## [DESCRIPTION OF THE TASK]
Copy every line of the listing exactly.

## [MATERIAL PROVIDED]

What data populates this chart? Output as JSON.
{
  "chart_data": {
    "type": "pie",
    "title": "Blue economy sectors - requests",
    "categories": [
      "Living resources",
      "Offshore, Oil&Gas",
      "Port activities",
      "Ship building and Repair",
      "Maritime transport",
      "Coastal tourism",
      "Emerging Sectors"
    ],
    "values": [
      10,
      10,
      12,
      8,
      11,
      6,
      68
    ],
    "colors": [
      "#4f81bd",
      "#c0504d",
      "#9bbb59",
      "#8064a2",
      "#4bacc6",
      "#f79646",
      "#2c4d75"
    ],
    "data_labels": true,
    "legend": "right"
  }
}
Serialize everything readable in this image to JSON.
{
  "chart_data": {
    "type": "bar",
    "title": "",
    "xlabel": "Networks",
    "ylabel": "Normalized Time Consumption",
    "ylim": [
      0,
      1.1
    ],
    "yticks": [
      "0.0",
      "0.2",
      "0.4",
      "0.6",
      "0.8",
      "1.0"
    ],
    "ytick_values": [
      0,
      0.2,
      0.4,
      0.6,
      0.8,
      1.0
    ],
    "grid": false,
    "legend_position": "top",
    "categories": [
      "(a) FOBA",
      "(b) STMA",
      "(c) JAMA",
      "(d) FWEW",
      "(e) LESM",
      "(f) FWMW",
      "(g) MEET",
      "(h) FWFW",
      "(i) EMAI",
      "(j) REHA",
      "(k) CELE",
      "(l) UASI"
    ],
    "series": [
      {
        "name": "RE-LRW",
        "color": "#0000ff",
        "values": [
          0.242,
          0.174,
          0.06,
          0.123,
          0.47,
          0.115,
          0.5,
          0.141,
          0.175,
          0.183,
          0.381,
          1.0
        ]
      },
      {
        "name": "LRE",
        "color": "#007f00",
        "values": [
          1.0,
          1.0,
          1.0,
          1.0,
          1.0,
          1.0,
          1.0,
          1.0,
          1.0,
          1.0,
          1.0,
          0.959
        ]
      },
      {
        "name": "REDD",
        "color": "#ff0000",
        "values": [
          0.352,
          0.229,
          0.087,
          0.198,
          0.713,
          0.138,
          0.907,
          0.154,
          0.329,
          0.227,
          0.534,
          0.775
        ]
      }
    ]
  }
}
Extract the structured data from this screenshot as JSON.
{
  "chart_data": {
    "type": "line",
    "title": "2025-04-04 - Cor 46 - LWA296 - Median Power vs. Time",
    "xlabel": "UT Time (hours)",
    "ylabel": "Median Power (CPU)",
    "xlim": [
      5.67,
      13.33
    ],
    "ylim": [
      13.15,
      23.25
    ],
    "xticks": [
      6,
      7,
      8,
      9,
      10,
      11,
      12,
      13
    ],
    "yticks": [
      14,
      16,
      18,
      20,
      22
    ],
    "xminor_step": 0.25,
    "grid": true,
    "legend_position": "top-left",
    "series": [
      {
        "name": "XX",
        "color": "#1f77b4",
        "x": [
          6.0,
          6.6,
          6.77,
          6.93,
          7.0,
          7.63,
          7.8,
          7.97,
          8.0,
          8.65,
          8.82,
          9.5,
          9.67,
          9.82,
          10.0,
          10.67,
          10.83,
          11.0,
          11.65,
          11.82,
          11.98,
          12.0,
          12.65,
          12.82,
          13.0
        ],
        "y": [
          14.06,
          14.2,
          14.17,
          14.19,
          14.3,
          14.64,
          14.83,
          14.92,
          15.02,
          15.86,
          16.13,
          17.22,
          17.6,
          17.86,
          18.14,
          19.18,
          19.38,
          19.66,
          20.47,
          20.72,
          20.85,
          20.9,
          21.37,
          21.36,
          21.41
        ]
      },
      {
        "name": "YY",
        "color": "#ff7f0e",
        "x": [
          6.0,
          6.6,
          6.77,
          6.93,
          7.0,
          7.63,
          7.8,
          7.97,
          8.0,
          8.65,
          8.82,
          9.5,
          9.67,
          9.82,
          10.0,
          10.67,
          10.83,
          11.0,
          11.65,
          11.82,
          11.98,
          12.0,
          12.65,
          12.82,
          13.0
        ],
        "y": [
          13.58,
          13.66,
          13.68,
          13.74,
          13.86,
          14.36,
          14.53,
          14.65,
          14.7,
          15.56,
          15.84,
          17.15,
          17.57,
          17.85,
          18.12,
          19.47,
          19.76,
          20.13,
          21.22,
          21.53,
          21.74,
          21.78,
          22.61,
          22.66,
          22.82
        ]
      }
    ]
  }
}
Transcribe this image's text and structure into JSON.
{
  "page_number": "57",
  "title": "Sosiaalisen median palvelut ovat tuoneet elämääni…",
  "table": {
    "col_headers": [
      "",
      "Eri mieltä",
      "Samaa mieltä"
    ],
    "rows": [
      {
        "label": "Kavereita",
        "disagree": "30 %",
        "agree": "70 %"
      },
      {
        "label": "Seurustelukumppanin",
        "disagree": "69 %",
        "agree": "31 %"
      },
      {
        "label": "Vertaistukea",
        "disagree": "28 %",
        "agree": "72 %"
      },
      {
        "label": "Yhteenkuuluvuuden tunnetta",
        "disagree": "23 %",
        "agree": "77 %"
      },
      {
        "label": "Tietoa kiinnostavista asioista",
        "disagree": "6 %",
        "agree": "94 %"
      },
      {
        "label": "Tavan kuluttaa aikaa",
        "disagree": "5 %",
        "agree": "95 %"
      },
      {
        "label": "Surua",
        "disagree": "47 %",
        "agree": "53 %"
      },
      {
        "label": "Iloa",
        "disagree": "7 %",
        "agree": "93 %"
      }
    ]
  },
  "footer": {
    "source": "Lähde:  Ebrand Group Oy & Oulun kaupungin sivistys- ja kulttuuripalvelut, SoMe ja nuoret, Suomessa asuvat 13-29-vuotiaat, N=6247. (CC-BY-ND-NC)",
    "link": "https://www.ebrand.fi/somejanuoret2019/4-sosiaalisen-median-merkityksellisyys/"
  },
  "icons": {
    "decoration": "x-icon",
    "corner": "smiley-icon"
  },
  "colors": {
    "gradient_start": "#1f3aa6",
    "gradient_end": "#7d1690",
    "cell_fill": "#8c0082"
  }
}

## [RESPONSE TO THE EXERCISE]
What data populates this chart? Output as JSON.
{
  "chart_data": {
    "type": "pie",
    "title": "Blue economy sectors - requests",
    "categories": [
      "Living resources",
      "Offshore, Oil&Gas",
      "Port activities",
      "Ship building and Repair",
      "Maritime transport",
      "Coastal tourism",
      "Emerging Sectors"
    ],
    "values": [
      10,
      10,
      12,
      8,
      11,
      6,
      68
    ],
    "colors": [
      "#4f81bd",
      "#c0504d",
      "#9bbb59",
      "#8064a2",
      "#4bacc6",
      "#f79646",
      "#2c4d75"
    ],
    "data_labels": true,
    "legend": "right"
  }
}
Serialize everything readable in this image to JSON.
{
  "chart_data": {
    "type": "bar",
    "title": "",
    "xlabel": "Networks",
    "ylabel": "Normalized Time Consumption",
    "ylim": [
      0,
      1.1
    ],
    "yticks": [
      "0.0",
      "0.2",
      "0.4",
      "0.6",
      "0.8",
      "1.0"
    ],
    "ytick_values": [
      0,
      0.2,
      0.4,
      0.6,
      0.8,
      1.0
    ],
    "grid": false,
    "legend_position": "top",
    "categories": [
      "(a) FOBA",
      "(b) STMA",
      "(c) JAMA",
      "(d) FWEW",
      "(e) LESM",
      "(f) FWMW",
      "(g) MEET",
      "(h) FWFW",
      "(i) EMAI",
      "(j) REHA",
      "(k) CELE",
      "(l) UASI"
    ],
    "series": [
      {
        "name": "RE-LRW",
        "color": "#0000ff",
        "values": [
          0.242,
          0.174,
          0.06,
          0.123,
          0.47,
          0.115,
          0.5,
          0.141,
          0.175,
          0.183,
          0.381,
          1.0
        ]
      },
      {
        "name": "LRE",
        "color": "#007f00",
        "values": [
          1.0,
          1.0,
          1.0,
          1.0,
          1.0,
          1.0,
          1.0,
          1.0,
          1.0,
          1.0,
          1.0,
          0.959
        ]
      },
      {
        "name": "REDD",
        "color": "#ff0000",
        "values": [
          0.352,
          0.229,
          0.087,
          0.198,
          0.713,
          0.138,
          0.907,
          0.154,
          0.329,
          0.227,
          0.534,
          0.775
        ]
      }
    ]
  }
}
Extract the structured data from this screenshot as JSON.
{
  "chart_data": {
    "type": "line",
    "title": "2025-04-04 - Cor 46 - LWA296 - Median Power vs. Time",
    "xlabel": "UT Time (hours)",
    "ylabel": "Median Power (CPU)",
    "xlim": [
      5.67,
      13.33
    ],
    "ylim": [
      13.15,
      23.25
    ],
    "xticks": [
      6,
      7,
      8,
      9,
      10,
      11,
      12,
      13
    ],
    "yticks": [
      14,
      16,
      18,
      20,
      22
    ],
    "xminor_step": 0.25,
    "grid": true,
    "legend_position": "top-left",
    "series": [
      {
        "name": "XX",
        "color": "#1f77b4",
        "x": [
          6.0,
          6.6,
          6.77,
          6.93,
          7.0,
          7.63,
          7.8,
          7.97,
          8.0,
          8.65,
          8.82,
          9.5,
          9.67,
          9.82,
          10.0,
          10.67,
          10.83,
          11.0,
          11.65,
          11.82,
          11.98,
          12.0,
          12.65,
          12.82,
          13.0
        ],
        "y": [
          14.06,
          14.2,
          14.17,
          14.19,
          14.3,
          14.64,
          14.83,
          14.92,
          15.02,
          15.86,
          16.13,
          17.22,
          17.6,
          17.86,
          18.14,
          19.18,
          19.38,
          19.66,
          20.47,
          20.72,
          20.85,
          20.9,
          21.37,
          21.36,
          21.41
        ]
      },
      {
        "name": "YY",
        "color": "#ff7f0e",
        "x": [
          6.0,
          6.6,
          6.77,
          6.93,
          7.0,
          7.63,
          7.8,
          7.97,
          8.0,
          8.65,
          8.82,
          9.5,
          9.67,
          9.82,
          10.0,
          10.67,
          10.83,
          11.0,
          11.65,
          11.82,
          11.98,
          12.0,
          12.65,
          12.82,
          13.0
        ],
        "y": [
          13.58,
          13.66,
          13.68,
          13.74,
          13.86,
          14.36,
          14.53,
          14.65,
          14.7,
          15.56,
          15.84,
          17.15,
          17.57,
          17.85,
          18.12,
          19.47,
          19.76,
          20.13,
          21.22,
          21.53,
          21.74,
          21.78,
          22.61,
          22.66,
          22.82
        ]
      }
    ]
  }
}
Transcribe this image's text and structure into JSON.
{
  "page_number": "57",
  "title": "Sosiaalisen median palvelut ovat tuoneet elämääni…",
  "table": {
    "col_headers": [
      "",
      "Eri mieltä",
      "Samaa mieltä"
    ],
    "rows": [
      {
        "label": "Kavereita",
        "disagree": "30 %",
        "agree": "70 %"
      },
      {
        "label": "Seurustelukumppanin",
        "disagree": "69 %",
        "agree": "31 %"
      },
      {
        "label": "Vertaistukea",
        "disagree": "28 %",
        "agree": "72 %"
      },
      {
        "label": "Yhteenkuuluvuuden tunnetta",
        "disagree": "23 %",
        "agree": "77 %"
      },
      {
        "label": "Tietoa kiinnostavista asioista",
        "disagree": "6 %",
        "agree": "94 %"
      },
      {
        "label": "Tavan kuluttaa aikaa",
        "disagree": "5 %",
        "agree": "95 %"
      },
      {
        "label": "Surua",
        "disagree": "47 %",
        "agree": "53 %"
      },
      {
        "label": "Iloa",
        "disagree": "7 %",
        "agree": "93 %"
      }
    ]
  },
  "footer": {
    "source": "Lähde:  Ebrand Group Oy & Oulun kaupungin sivistys- ja kulttuuripalvelut, SoMe ja nuoret, Suomessa asuvat 13-29-vuotiaat, N=6247. (CC-BY-ND-NC)",
    "link": "https://www.ebrand.fi/somejanuoret2019/4-sosiaalisen-median-merkityksellisyys/"
  },
  "icons": {
    "decoration": "x-icon",
    "corner": "smiley-icon"
  },
  "colors": {
    "gradient_start": "#1f3aa6",
    "gradient_end": "#7d1690",
    "cell_fill": "#8c0082"
  }
}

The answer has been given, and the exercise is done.